#### [Exercise]
Each entry has to be copied exactly, with nothing missed.

— begin —

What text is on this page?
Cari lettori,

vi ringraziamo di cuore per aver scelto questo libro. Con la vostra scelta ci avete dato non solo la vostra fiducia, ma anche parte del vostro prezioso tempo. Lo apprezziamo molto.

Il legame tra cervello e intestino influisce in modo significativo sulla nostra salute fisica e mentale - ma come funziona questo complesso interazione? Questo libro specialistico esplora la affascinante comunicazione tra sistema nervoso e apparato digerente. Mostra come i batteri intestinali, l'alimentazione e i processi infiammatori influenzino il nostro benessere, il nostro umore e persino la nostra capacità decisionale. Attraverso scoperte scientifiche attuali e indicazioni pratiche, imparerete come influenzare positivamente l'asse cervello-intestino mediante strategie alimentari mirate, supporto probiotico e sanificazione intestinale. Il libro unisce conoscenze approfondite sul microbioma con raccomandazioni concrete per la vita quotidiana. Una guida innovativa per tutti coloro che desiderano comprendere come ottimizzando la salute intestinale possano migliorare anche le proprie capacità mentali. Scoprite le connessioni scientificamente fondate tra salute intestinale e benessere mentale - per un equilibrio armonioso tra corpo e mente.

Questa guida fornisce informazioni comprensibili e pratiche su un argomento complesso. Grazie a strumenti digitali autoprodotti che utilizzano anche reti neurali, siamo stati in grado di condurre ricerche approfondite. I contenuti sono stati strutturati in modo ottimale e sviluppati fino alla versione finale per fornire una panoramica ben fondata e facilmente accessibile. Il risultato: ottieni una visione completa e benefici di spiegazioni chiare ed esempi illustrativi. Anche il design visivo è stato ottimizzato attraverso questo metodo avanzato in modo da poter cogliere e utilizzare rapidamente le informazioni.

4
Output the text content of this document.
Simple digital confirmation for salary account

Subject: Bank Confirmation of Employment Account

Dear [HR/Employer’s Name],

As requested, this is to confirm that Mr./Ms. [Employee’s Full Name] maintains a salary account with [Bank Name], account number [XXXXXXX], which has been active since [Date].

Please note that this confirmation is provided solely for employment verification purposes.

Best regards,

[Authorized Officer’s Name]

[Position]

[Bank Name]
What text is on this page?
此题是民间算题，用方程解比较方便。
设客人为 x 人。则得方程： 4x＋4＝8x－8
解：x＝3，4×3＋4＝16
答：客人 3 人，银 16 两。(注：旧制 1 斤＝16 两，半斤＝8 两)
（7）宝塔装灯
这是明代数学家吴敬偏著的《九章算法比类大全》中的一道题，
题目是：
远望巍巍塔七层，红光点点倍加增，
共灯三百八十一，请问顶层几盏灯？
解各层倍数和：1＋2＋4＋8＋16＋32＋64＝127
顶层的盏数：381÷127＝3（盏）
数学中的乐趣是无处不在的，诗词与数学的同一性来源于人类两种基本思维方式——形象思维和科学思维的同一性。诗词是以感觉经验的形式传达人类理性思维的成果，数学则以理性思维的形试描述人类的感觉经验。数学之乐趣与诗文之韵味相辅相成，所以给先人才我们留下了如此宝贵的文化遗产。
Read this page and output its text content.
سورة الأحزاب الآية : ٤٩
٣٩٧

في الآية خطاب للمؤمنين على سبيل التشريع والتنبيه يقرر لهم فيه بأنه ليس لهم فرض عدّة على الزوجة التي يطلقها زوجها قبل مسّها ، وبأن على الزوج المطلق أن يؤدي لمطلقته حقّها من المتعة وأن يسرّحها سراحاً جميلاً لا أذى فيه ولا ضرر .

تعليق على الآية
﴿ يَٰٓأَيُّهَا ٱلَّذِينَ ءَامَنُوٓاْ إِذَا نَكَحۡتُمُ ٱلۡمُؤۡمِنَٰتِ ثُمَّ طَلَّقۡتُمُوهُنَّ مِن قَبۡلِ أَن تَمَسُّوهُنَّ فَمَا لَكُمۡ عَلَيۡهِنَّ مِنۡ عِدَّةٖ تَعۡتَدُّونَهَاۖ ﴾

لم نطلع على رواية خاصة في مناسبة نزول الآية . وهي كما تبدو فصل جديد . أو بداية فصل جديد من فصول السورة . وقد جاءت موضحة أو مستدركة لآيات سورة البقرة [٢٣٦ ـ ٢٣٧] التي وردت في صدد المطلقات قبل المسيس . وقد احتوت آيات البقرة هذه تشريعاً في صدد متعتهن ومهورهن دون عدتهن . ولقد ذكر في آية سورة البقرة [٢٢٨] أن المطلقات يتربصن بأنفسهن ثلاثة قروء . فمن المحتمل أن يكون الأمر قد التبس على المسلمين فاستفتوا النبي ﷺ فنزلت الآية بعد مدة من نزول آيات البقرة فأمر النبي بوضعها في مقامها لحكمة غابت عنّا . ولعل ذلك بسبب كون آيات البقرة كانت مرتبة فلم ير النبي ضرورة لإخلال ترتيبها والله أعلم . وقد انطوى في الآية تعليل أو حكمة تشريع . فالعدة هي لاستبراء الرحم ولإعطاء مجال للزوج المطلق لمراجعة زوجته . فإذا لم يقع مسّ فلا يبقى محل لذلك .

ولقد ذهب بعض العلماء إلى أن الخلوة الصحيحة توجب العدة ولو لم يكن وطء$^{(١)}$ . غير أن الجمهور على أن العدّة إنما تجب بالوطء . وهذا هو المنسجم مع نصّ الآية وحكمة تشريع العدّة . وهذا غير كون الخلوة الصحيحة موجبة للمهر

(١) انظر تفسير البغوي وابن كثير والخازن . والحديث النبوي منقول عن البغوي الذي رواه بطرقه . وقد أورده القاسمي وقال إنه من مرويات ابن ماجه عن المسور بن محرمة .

— end —

#### [Task output]
What text is on this page?
Cari lettori,

vi ringraziamo di cuore per aver scelto questo libro. Con la vostra scelta ci avete dato non solo la vostra fiducia, ma anche parte del vostro prezioso tempo. Lo apprezziamo molto.

Il legame tra cervello e intestino influisce in modo significativo sulla nostra salute fisica e mentale - ma come funziona questo complesso interazione? Questo libro specialistico esplora la affascinante comunicazione tra sistema nervoso e apparato digerente. Mostra come i batteri intestinali, l'alimentazione e i processi infiammatori influenzino il nostro benessere, il nostro umore e persino la nostra capacità decisionale. Attraverso scoperte scientifiche attuali e indicazioni pratiche, imparerete come influenzare positivamente l'asse cervello-intestino mediante strategie alimentari mirate, supporto probiotico e sanificazione intestinale. Il libro unisce conoscenze approfondite sul microbioma con raccomandazioni concrete per la vita quotidiana. Una guida innovativa per tutti coloro che desiderano comprendere come ottimizzando la salute intestinale possano migliorare anche le proprie capacità mentali. Scoprite le connessioni scientificamente fondate tra salute intestinale e benessere mentale - per un equilibrio armonioso tra corpo e mente.

Questa guida fornisce informazioni comprensibili e pratiche su un argomento complesso. Grazie a strumenti digitali autoprodotti che utilizzano anche reti neurali, siamo stati in grado di condurre ricerche approfondite. I contenuti sono stati strutturati in modo ottimale e sviluppati fino alla versione finale per fornire una panoramica ben fondata e facilmente accessibile. Il risultato: ottieni una visione completa e benefici di spiegazioni chiare ed esempi illustrativi. Anche il design visivo è stato ottimizzato attraverso questo metodo avanzato in modo da poter cogliere e utilizzare rapidamente le informazioni.

4
Output the text content of this document.
Simple digital confirmation for salary account

Subject: Bank Confirmation of Employment Account

Dear [HR/Employer’s Name],

As requested, this is to confirm that Mr./Ms. [Employee’s Full Name] maintains a salary account with [Bank Name], account number [XXXXXXX], which has been active since [Date].

Please note that this confirmation is provided solely for employment verification purposes.

Best regards,

[Authorized Officer’s Name]

[Position]

[Bank Name]
What text is on this page?
此题是民间算题，用方程解比较方便。
设客人为 x 人。则得方程： 4x＋4＝8x－8
解：x＝3，4×3＋4＝16
答：客人 3 人，银 16 两。(注：旧制 1 斤＝16 两，半斤＝8 两)
（7）宝塔装灯
这是明代数学家吴敬偏著的《九章算法比类大全》中的一道题，
题目是：
远望巍巍塔七层，红光点点倍加增，
共灯三百八十一，请问顶层几盏灯？
解各层倍数和：1＋2＋4＋8＋16＋32＋64＝127
顶层的盏数：381÷127＝3（盏）
数学中的乐趣是无处不在的，诗词与数学的同一性来源于人类两种基本思维方式——形象思维和科学思维的同一性。诗词是以感觉经验的形式传达人类理性思维的成果，数学则以理性思维的形试描述人类的感觉经验。数学之乐趣与诗文之韵味相辅相成，所以给先人才我们留下了如此宝贵的文化遗产。
Read this page and output its text content.
سورة الأحزاب الآية : ٤٩
٣٩٧

في الآية خطاب للمؤمنين على سبيل التشريع والتنبيه يقرر لهم فيه بأنه ليس لهم فرض عدّة على الزوجة التي يطلقها زوجها قبل مسّها ، وبأن على الزوج المطلق أن يؤدي لمطلقته حقّها من المتعة وأن يسرّحها سراحاً جميلاً لا أذى فيه ولا ضرر .

تعليق على الآية
﴿ يَٰٓأَيُّهَا ٱلَّذِينَ ءَامَنُوٓاْ إِذَا نَكَحۡتُمُ ٱلۡمُؤۡمِنَٰتِ ثُمَّ طَلَّقۡتُمُوهُنَّ مِن قَبۡلِ أَن تَمَسُّوهُنَّ فَمَا لَكُمۡ عَلَيۡهِنَّ مِنۡ عِدَّةٖ تَعۡتَدُّونَهَاۖ ﴾

لم نطلع على رواية خاصة في مناسبة نزول الآية . وهي كما تبدو فصل جديد . أو بداية فصل جديد من فصول السورة . وقد جاءت موضحة أو مستدركة لآيات سورة البقرة [٢٣٦ ـ ٢٣٧] التي وردت في صدد المطلقات قبل المسيس . وقد احتوت آيات البقرة هذه تشريعاً في صدد متعتهن ومهورهن دون عدتهن . ولقد ذكر في آية سورة البقرة [٢٢٨] أن المطلقات يتربصن بأنفسهن ثلاثة قروء . فمن المحتمل أن يكون الأمر قد التبس على المسلمين فاستفتوا النبي ﷺ فنزلت الآية بعد مدة من نزول آيات البقرة فأمر النبي بوضعها في مقامها لحكمة غابت عنّا . ولعل ذلك بسبب كون آيات البقرة كانت مرتبة فلم ير النبي ضرورة لإخلال ترتيبها والله أعلم . وقد انطوى في الآية تعليل أو حكمة تشريع . فالعدة هي لاستبراء الرحم ولإعطاء مجال للزوج المطلق لمراجعة زوجته . فإذا لم يقع مسّ فلا يبقى محل لذلك .

ولقد ذهب بعض العلماء إلى أن الخلوة الصحيحة توجب العدة ولو لم يكن وطء$^{(١)}$ . غير أن الجمهور على أن العدّة إنما تجب بالوطء . وهذا هو المنسجم مع نصّ الآية وحكمة تشريع العدّة . وهذا غير كون الخلوة الصحيحة موجبة للمهر

(١) انظر تفسير البغوي وابن كثير والخازن . والحديث النبوي منقول عن البغوي الذي رواه بطرقه . وقد أورده القاسمي وقال إنه من مرويات ابن ماجه عن المسور بن محرمة .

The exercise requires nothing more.